*WORK TO COMPLETE:* Check the listing below for lines with the word "image" and say how many there are, with nothing but the number.

*Records from a dataset:*
--*--

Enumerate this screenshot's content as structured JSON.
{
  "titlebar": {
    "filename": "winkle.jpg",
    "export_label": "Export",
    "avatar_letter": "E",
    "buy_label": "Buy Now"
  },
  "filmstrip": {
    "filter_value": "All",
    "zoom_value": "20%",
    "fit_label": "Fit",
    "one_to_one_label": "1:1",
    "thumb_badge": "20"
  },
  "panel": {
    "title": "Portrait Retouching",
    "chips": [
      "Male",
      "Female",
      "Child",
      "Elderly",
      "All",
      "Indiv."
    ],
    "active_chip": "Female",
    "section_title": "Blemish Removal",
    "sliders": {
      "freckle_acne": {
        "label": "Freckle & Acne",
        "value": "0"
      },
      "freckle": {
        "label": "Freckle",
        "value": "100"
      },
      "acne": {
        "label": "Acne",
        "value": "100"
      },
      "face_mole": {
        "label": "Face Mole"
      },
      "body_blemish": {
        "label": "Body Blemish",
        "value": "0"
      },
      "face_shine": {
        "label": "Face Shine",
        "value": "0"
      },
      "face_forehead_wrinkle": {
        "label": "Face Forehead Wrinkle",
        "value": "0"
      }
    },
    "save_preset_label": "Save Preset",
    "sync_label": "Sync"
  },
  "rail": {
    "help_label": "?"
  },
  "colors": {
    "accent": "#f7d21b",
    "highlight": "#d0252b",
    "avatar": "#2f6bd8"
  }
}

--*--

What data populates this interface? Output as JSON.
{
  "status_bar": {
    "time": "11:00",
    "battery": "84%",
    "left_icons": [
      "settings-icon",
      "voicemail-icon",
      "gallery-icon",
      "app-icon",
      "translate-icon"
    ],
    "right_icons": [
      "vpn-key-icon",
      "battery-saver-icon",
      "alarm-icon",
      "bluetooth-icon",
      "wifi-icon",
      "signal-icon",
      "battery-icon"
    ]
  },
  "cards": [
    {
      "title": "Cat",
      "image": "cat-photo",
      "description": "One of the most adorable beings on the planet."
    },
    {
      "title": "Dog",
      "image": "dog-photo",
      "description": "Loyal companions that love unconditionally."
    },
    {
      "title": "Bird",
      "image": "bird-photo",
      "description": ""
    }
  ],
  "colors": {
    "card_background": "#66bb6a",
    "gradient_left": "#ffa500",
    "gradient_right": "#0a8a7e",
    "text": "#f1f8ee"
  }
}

--*--

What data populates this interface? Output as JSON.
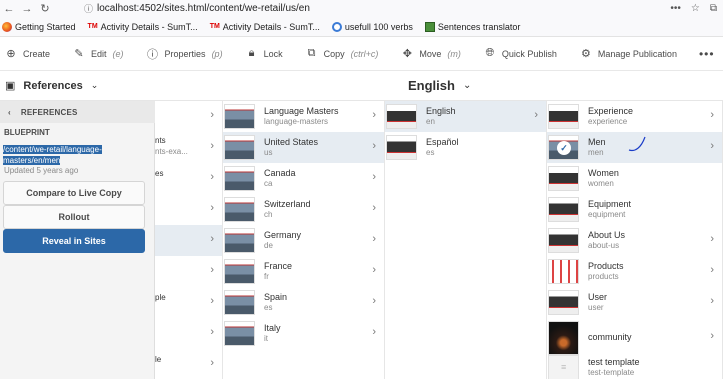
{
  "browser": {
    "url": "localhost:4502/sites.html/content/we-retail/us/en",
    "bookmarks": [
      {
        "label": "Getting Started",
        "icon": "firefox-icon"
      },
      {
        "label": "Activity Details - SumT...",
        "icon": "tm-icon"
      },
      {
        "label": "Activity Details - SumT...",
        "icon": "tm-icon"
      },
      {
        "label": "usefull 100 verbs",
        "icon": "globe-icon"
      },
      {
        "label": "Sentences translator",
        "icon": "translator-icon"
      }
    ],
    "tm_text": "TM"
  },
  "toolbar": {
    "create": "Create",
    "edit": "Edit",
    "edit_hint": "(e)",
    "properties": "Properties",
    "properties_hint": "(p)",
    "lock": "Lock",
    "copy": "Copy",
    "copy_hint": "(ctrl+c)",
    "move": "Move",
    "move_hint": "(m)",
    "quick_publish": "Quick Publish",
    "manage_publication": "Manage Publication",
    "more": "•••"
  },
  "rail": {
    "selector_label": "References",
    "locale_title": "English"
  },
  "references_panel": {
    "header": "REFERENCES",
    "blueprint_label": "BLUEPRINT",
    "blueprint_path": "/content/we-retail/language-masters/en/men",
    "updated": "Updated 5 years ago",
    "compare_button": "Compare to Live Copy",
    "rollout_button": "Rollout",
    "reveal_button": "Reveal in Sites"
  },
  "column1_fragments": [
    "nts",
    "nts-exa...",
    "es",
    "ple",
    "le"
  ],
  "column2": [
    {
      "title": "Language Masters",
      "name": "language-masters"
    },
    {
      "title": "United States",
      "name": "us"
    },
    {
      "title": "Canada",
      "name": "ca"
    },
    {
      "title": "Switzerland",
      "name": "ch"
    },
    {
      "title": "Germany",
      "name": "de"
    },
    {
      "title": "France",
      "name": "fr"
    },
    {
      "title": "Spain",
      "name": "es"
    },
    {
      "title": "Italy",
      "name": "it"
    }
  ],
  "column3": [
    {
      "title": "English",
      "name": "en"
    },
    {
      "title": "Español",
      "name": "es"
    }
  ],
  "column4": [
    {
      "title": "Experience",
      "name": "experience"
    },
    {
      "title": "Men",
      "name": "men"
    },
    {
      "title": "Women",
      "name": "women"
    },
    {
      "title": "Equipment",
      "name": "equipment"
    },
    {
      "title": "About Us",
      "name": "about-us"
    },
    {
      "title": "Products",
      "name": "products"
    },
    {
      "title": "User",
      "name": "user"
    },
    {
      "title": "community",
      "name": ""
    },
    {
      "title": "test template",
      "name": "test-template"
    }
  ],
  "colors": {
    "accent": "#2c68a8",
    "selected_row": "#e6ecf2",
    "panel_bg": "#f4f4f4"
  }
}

--*--

*SOLUTION TO THE EXERCISE:* 3